▶ [Written exercise]
Tally up how many lines in the listing below contain the string "cofano", and give only the total.

((

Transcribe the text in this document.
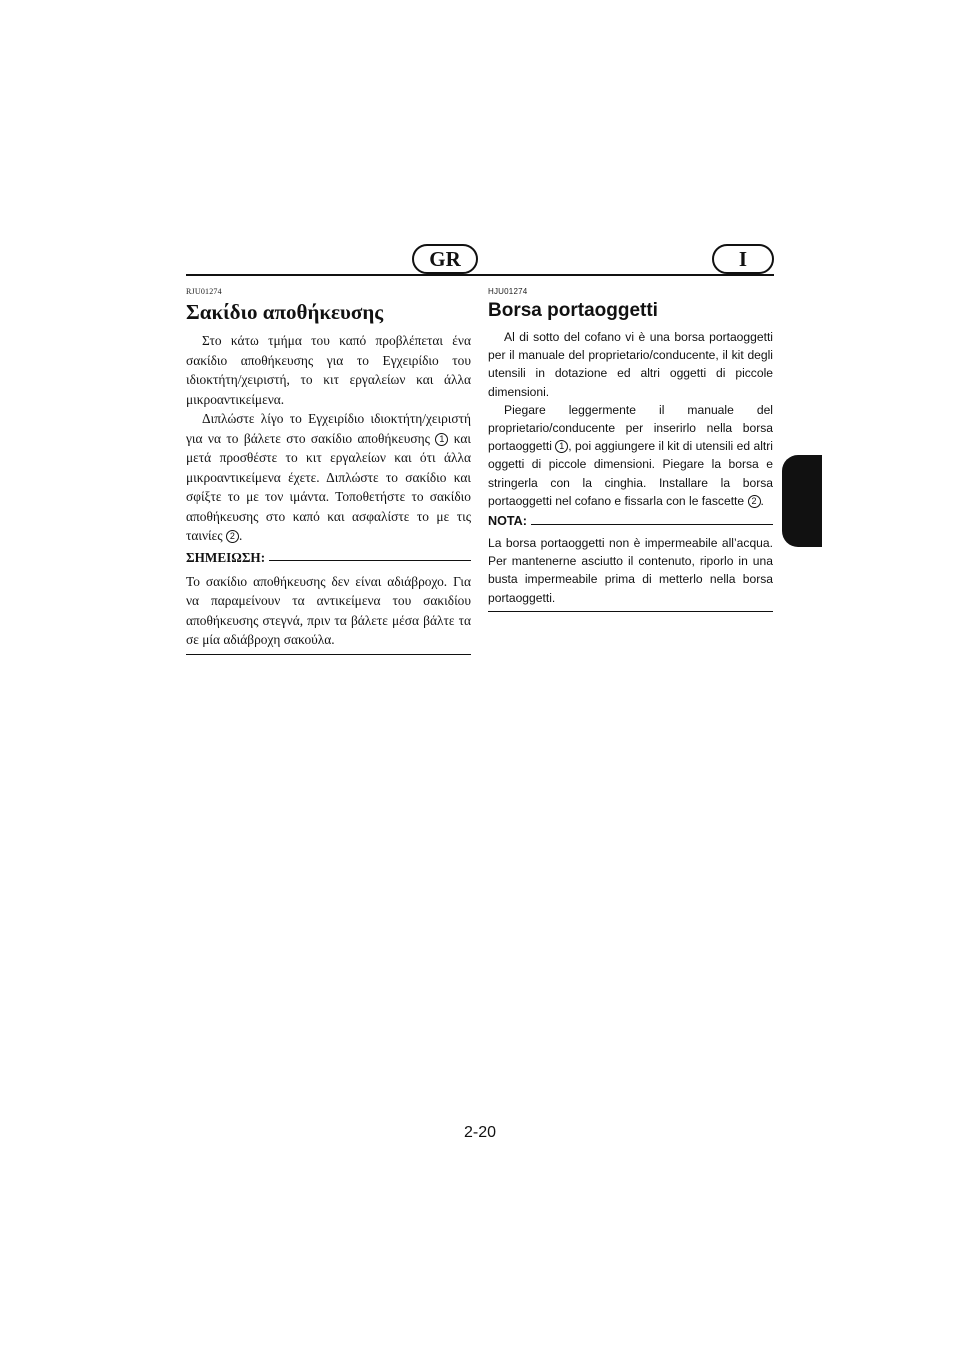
GR	I

RJU01274

Σακίδιο αποθήκευσης

Στο κάτω τμήμα του καπό προβλέπεται ένα σακίδιο αποθήκευσης για το Εγχειρίδιο του ιδιοκτήτη/χειριστή, το κιτ εργαλείων και άλλα μικροαντικείμενα.

Διπλώστε λίγο το Εγχειρίδιο ιδιοκτήτη/χειριστή για να το βάλετε στο σακίδιο αποθήκευσης 1 και μετά προσθέστε το κιτ εργαλείων και ότι άλλα μικροαντικείμενα έχετε. Διπλώστε το σακίδιο και σφίξτε το με τον ιμάντα. Τοποθετήστε το σακίδιο αποθήκευσης στο καπό και ασφαλίστε το με τις ταινίες 2 .

ΣΗΜΕΙΩΣΗ:

Το σακίδιο αποθήκευσης δεν είναι αδιάβροχο. Για να παραμείνουν τα αντικείμενα του σακιδίου αποθήκευσης στεγνά, πριν τα βάλετε μέσα βάλτε τα σε μία αδιάβροχη σακούλα.

HJU01274

Borsa portaoggetti

Al di sotto del cofano vi è una borsa portaoggetti per il manuale del proprietario/conducente, il kit degli utensili in dotazione ed altri oggetti di piccole dimensioni.

Piegare leggermente il manuale del proprietario/conducente per inserirlo nella borsa portaoggetti 1 , poi aggiungere il kit di utensili ed altri oggetti di piccole dimensioni. Piegare la borsa e stringerla con la cinghia. Installare la borsa portaoggetti nel cofano e fissarla con le fascette 2 .

NOTA:

La borsa portaoggetti non è impermeabile all’acqua. Per mantenerne asciutto il contenuto, riporlo in una busta impermeabile prima di metterlo nella borsa portaoggetti.

2-20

))

▶ [Solution to the problem]
2